_What is needed:_
Write out each line that follows exactly as it stands, without the pictures.

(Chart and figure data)
====
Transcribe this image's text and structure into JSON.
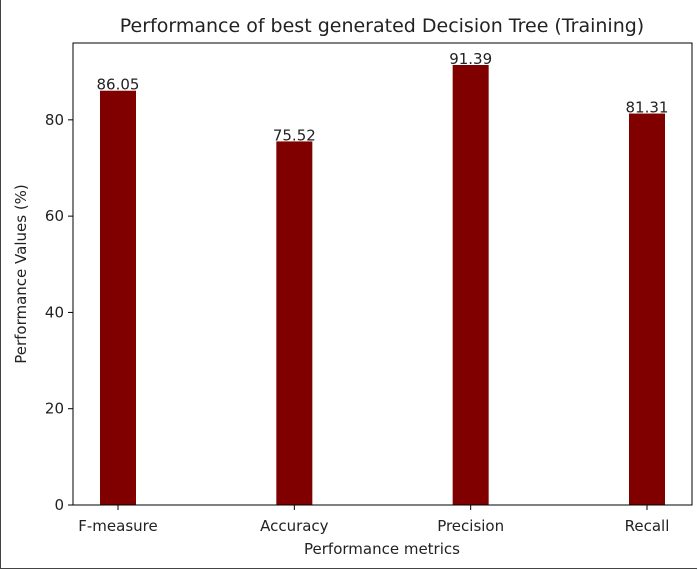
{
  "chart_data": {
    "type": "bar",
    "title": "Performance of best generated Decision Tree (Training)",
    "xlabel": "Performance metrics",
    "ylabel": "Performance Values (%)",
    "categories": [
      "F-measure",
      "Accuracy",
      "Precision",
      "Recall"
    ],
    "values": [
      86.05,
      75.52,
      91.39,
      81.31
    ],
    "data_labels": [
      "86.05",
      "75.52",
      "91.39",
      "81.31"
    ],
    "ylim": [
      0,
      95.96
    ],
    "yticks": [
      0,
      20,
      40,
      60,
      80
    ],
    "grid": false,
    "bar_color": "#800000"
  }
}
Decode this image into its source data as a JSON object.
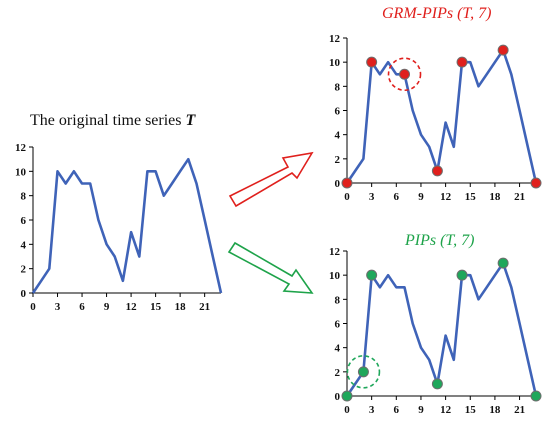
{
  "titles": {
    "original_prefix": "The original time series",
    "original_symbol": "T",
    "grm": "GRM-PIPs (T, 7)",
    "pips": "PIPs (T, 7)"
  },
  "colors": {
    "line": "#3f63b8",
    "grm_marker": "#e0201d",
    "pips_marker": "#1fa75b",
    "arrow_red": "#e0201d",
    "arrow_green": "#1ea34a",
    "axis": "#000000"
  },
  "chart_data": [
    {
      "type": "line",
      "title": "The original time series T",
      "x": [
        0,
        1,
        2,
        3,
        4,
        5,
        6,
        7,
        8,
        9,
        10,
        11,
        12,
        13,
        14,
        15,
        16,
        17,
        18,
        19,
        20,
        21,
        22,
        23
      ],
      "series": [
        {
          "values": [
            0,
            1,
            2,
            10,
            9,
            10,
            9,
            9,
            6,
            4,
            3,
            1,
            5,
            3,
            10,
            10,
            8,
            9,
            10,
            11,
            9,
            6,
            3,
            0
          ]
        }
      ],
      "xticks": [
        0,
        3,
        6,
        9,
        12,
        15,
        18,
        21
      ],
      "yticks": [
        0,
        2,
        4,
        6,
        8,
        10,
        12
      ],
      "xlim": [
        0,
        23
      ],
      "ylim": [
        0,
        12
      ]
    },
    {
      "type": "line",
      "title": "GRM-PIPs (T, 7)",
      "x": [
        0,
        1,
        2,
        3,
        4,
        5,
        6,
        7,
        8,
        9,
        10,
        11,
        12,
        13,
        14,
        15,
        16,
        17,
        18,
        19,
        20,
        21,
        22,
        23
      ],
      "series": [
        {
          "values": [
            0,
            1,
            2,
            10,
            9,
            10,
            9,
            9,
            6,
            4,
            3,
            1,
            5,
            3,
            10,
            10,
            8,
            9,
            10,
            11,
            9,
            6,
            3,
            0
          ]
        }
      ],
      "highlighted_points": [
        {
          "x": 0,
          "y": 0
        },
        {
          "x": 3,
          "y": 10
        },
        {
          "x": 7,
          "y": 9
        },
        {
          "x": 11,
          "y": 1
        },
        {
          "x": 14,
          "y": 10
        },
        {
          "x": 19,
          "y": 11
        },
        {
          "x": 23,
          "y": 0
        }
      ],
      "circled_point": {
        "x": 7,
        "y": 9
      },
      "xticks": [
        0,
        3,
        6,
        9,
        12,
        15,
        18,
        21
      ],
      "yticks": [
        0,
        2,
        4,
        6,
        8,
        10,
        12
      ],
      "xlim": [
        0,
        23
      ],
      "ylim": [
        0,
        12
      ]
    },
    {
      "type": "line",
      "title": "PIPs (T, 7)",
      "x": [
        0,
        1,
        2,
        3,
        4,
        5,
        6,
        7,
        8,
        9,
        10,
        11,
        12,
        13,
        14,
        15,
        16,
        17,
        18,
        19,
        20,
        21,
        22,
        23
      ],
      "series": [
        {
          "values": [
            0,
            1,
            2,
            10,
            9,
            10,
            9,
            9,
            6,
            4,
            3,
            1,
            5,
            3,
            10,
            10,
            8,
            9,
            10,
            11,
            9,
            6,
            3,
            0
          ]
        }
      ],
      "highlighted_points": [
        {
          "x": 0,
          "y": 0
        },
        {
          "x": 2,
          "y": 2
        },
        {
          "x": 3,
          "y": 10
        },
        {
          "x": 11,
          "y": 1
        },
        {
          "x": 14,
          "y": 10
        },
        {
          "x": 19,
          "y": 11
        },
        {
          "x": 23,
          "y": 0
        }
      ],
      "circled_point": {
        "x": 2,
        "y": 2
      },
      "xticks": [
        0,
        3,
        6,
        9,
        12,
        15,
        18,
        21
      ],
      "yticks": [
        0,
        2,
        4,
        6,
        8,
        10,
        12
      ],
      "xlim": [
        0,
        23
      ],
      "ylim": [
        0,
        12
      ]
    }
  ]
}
====
_Written response:_
Transcribe this image's text and structure into JSON.
{
  "chart_data": {
    "type": "bar",
    "title": "Performance of best generated Decision Tree (Training)",
    "xlabel": "Performance metrics",
    "ylabel": "Performance Values (%)",
    "categories": [
      "F-measure",
      "Accuracy",
      "Precision",
      "Recall"
    ],
    "values": [
      86.05,
      75.52,
      91.39,
      81.31
    ],
    "data_labels": [
      "86.05",
      "75.52",
      "91.39",
      "81.31"
    ],
    "ylim": [
      0,
      95.96
    ],
    "yticks": [
      0,
      20,
      40,
      60,
      80
    ],
    "grid": false,
    "bar_color": "#800000"
  }
}
Decode this image into its source data as a JSON object.
{
  "titles": {
    "original_prefix": "The original time series",
    "original_symbol": "T",
    "grm": "GRM-PIPs (T, 7)",
    "pips": "PIPs (T, 7)"
  },
  "colors": {
    "line": "#3f63b8",
    "grm_marker": "#e0201d",
    "pips_marker": "#1fa75b",
    "arrow_red": "#e0201d",
    "arrow_green": "#1ea34a",
    "axis": "#000000"
  },
  "chart_data": [
    {
      "type": "line",
      "title": "The original time series T",
      "x": [
        0,
        1,
        2,
        3,
        4,
        5,
        6,
        7,
        8,
        9,
        10,
        11,
        12,
        13,
        14,
        15,
        16,
        17,
        18,
        19,
        20,
        21,
        22,
        23
      ],
      "series": [
        {
          "values": [
            0,
            1,
            2,
            10,
            9,
            10,
            9,
            9,
            6,
            4,
            3,
            1,
            5,
            3,
            10,
            10,
            8,
            9,
            10,
            11,
            9,
            6,
            3,
            0
          ]
        }
      ],
      "xticks": [
        0,
        3,
        6,
        9,
        12,
        15,
        18,
        21
      ],
      "yticks": [
        0,
        2,
        4,
        6,
        8,
        10,
        12
      ],
      "xlim": [
        0,
        23
      ],
      "ylim": [
        0,
        12
      ]
    },
    {
      "type": "line",
      "title": "GRM-PIPs (T, 7)",
      "x": [
        0,
        1,
        2,
        3,
        4,
        5,
        6,
        7,
        8,
        9,
        10,
        11,
        12,
        13,
        14,
        15,
        16,
        17,
        18,
        19,
        20,
        21,
        22,
        23
      ],
      "series": [
        {
          "values": [
            0,
            1,
            2,
            10,
            9,
            10,
            9,
            9,
            6,
            4,
            3,
            1,
            5,
            3,
            10,
            10,
            8,
            9,
            10,
            11,
            9,
            6,
            3,
            0
          ]
        }
      ],
      "highlighted_points": [
        {
          "x": 0,
          "y": 0
        },
        {
          "x": 3,
          "y": 10
        },
        {
          "x": 7,
          "y": 9
        },
        {
          "x": 11,
          "y": 1
        },
        {
          "x": 14,
          "y": 10
        },
        {
          "x": 19,
          "y": 11
        },
        {
          "x": 23,
          "y": 0
        }
      ],
      "circled_point": {
        "x": 7,
        "y": 9
      },
      "xticks": [
        0,
        3,
        6,
        9,
        12,
        15,
        18,
        21
      ],
      "yticks": [
        0,
        2,
        4,
        6,
        8,
        10,
        12
      ],
      "xlim": [
        0,
        23
      ],
      "ylim": [
        0,
        12
      ]
    },
    {
      "type": "line",
      "title": "PIPs (T, 7)",
      "x": [
        0,
        1,
        2,
        3,
        4,
        5,
        6,
        7,
        8,
        9,
        10,
        11,
        12,
        13,
        14,
        15,
        16,
        17,
        18,
        19,
        20,
        21,
        22,
        23
      ],
      "series": [
        {
          "values": [
            0,
            1,
            2,
            10,
            9,
            10,
            9,
            9,
            6,
            4,
            3,
            1,
            5,
            3,
            10,
            10,
            8,
            9,
            10,
            11,
            9,
            6,
            3,
            0
          ]
        }
      ],
      "highlighted_points": [
        {
          "x": 0,
          "y": 0
        },
        {
          "x": 2,
          "y": 2
        },
        {
          "x": 3,
          "y": 10
        },
        {
          "x": 11,
          "y": 1
        },
        {
          "x": 14,
          "y": 10
        },
        {
          "x": 19,
          "y": 11
        },
        {
          "x": 23,
          "y": 0
        }
      ],
      "circled_point": {
        "x": 2,
        "y": 2
      },
      "xticks": [
        0,
        3,
        6,
        9,
        12,
        15,
        18,
        21
      ],
      "yticks": [
        0,
        2,
        4,
        6,
        8,
        10,
        12
      ],
      "xlim": [
        0,
        23
      ],
      "ylim": [
        0,
        12
      ]
    }
  ]
}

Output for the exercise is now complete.